From the first dawn of the Elizabethan drama, the stricter Protestants had declared war upon the stage. Intrenched within the city they were at once able to drive the theatres beyond the walls (1575); just as seventy years later, when it had seized the reins of central government, the same party, embittered by a thousand insults and brutalities, hastened to close the theatres altogether. It would be an evident mistake to suppose that this was merely a municipal prejudice, or to forget that the city council was backed by a large body of serious opinion throughout the country. A proof of this, if proof were needed, is to be found in the circumstances that gave rise to the Apologie of Sidney.

Exercise A:
Write out the passage on the Protestant opposition to the stage, everything from "From the first" down to "Apologie of Sidney.".
Exercise B:
List every cardinal number in the passage on the Protestant opposition to the stage, whether it is written in figures or spelled out.

Material shown:
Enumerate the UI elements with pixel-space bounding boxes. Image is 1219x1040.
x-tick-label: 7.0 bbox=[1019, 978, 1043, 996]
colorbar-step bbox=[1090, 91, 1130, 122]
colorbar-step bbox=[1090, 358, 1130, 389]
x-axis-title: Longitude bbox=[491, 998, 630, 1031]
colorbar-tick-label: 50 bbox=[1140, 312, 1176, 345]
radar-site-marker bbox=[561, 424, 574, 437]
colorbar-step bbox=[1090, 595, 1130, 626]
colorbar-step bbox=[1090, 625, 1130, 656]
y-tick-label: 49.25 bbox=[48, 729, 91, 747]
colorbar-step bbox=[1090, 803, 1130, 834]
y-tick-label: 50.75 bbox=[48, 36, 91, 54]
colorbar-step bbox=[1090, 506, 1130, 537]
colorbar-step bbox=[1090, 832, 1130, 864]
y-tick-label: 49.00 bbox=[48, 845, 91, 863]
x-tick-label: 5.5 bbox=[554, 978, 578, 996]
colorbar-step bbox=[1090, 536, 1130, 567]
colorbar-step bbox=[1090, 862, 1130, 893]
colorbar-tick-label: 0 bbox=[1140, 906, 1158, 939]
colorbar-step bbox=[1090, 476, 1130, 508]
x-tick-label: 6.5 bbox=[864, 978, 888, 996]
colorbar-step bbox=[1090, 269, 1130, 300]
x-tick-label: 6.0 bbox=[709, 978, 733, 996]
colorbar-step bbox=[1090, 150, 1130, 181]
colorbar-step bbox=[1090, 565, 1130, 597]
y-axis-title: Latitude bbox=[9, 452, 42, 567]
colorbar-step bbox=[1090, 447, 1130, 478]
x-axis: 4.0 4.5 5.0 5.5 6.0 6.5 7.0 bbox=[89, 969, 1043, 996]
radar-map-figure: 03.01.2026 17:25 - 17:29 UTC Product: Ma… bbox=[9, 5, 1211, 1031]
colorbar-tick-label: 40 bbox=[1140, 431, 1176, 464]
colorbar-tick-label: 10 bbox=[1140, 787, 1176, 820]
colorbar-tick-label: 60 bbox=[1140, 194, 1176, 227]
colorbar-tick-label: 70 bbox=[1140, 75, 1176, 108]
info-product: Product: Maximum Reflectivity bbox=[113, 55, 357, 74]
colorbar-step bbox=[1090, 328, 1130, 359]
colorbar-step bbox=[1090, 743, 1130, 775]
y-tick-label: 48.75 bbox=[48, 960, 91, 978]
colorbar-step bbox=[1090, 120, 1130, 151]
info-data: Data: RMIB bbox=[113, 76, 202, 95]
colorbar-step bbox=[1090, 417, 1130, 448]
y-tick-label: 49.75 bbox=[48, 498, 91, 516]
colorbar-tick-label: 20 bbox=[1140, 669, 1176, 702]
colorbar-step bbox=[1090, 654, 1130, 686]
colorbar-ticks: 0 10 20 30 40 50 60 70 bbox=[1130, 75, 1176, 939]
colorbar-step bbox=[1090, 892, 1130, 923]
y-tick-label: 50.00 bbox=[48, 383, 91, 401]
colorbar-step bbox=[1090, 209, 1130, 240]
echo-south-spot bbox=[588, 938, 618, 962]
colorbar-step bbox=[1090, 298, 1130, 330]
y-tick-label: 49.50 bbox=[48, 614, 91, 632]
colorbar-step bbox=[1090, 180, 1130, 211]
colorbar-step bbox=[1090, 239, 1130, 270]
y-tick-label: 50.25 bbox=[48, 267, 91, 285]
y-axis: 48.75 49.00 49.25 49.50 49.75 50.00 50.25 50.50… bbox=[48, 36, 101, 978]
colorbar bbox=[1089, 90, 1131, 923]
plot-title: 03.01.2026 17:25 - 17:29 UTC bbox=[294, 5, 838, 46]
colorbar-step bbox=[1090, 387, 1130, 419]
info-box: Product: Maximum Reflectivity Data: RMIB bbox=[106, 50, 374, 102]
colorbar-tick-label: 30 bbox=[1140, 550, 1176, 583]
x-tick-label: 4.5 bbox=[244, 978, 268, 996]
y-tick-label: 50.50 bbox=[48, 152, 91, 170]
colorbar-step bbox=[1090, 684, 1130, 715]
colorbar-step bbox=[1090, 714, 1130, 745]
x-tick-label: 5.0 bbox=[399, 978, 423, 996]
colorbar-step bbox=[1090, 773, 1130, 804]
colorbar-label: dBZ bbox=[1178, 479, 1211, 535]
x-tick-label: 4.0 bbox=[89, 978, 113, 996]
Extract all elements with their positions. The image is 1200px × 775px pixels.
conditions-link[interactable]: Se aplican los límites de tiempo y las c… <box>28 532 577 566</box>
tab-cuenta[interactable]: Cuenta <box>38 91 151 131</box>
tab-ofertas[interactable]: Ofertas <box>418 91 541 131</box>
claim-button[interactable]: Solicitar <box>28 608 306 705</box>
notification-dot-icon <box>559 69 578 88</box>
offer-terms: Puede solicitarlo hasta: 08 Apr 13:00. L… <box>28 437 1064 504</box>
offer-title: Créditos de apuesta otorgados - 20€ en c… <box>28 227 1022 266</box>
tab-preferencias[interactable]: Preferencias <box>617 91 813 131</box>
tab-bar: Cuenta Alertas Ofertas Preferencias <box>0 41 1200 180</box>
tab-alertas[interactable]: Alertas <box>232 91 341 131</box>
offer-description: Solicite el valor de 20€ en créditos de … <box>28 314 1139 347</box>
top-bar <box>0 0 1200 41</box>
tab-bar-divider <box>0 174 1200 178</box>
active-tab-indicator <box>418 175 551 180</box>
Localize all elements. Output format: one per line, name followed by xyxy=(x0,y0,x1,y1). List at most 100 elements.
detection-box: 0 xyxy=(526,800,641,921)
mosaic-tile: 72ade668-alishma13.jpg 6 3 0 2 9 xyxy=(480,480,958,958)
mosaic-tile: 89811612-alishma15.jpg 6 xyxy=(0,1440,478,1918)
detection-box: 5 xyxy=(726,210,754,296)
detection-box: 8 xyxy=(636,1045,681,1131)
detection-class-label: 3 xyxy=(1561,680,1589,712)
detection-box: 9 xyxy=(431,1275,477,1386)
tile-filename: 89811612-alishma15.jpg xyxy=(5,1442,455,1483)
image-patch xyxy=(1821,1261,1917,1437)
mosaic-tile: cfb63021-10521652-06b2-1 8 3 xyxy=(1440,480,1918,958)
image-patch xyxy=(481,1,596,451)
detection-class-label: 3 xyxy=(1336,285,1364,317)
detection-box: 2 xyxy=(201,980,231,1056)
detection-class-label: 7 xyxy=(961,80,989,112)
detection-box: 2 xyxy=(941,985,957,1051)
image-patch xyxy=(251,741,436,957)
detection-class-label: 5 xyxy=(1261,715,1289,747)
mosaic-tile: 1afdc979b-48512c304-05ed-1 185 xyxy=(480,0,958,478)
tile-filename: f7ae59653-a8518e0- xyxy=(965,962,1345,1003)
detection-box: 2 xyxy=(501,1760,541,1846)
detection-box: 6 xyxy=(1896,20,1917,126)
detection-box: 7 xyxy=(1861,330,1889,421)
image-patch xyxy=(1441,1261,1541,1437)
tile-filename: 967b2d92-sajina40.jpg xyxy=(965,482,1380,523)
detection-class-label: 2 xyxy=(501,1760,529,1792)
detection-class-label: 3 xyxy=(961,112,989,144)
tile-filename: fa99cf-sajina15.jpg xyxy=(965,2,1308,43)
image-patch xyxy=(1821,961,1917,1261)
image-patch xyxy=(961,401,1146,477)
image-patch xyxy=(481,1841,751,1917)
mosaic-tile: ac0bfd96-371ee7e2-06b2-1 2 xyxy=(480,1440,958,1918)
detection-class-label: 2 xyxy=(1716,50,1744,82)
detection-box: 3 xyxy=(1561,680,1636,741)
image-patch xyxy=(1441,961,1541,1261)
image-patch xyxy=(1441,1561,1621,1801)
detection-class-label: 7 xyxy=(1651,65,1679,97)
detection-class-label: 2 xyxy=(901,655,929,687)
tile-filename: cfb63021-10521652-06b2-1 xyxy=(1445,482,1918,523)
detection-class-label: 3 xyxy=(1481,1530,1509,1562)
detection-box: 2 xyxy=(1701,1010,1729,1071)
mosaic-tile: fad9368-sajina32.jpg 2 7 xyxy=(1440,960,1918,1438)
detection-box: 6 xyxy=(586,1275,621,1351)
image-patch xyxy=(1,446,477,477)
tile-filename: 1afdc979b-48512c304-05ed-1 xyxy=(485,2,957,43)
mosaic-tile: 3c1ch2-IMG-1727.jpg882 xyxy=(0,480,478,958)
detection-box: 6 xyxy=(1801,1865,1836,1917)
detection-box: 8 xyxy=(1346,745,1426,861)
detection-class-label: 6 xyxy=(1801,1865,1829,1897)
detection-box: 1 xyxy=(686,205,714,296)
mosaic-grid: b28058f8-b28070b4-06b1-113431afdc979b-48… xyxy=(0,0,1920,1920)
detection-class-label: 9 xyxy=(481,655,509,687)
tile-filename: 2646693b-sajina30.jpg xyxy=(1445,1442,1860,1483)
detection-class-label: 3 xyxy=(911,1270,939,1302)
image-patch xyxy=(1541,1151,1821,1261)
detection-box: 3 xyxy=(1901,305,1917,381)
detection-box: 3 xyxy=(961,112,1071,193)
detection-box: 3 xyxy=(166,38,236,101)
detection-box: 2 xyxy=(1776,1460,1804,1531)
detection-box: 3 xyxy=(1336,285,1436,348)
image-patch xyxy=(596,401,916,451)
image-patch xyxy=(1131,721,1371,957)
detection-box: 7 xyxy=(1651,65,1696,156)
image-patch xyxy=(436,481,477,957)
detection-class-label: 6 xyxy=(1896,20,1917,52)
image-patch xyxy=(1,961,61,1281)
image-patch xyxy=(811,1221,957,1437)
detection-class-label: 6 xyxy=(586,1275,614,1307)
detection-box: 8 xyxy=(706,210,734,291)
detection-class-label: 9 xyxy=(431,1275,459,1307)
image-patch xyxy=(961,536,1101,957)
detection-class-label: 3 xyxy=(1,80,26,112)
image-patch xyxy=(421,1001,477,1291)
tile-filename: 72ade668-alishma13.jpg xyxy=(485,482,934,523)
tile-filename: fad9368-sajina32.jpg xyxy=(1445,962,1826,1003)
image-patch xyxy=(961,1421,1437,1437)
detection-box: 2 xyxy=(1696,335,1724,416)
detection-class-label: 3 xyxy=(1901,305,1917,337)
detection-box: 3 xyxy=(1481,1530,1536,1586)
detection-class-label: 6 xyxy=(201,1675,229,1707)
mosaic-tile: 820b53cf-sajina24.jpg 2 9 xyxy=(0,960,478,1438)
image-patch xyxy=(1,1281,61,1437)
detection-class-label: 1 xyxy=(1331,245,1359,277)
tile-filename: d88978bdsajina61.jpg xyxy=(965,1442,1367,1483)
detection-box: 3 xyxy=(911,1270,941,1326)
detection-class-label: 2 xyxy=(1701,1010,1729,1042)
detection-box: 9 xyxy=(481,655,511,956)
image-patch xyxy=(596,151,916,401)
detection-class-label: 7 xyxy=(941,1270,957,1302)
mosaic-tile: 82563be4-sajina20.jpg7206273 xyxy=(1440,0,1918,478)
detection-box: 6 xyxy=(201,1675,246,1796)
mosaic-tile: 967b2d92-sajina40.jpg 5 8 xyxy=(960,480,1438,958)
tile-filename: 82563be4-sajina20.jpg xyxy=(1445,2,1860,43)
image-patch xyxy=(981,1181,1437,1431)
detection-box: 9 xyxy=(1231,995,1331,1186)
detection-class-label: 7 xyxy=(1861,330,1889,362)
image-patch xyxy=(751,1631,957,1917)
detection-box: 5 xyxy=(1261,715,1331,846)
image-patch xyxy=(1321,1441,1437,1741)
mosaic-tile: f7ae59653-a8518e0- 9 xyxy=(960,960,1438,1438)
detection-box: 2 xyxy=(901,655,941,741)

Correct result A:
From the first dawn of the Elizabethan drama, the stricter Protestants had declared war upon the stage. Intrenched within the city they were at once able to drive the theatres beyond the walls (1575); just as seventy years later, when it had seized the reins of central government, the same party, embittered by a thousand insults and brutalities, hastened to close the theatres altogether. It would be an evident mistake to suppose that this was merely a municipal prejudice, or to forget that the city council was backed by a large body of serious opinion throughout the country. A proof of this, if proof were needed, is to be found in the circumstances that gave rise to the Apologie of Sidney.

Correct result B:
1575
seventy
thousand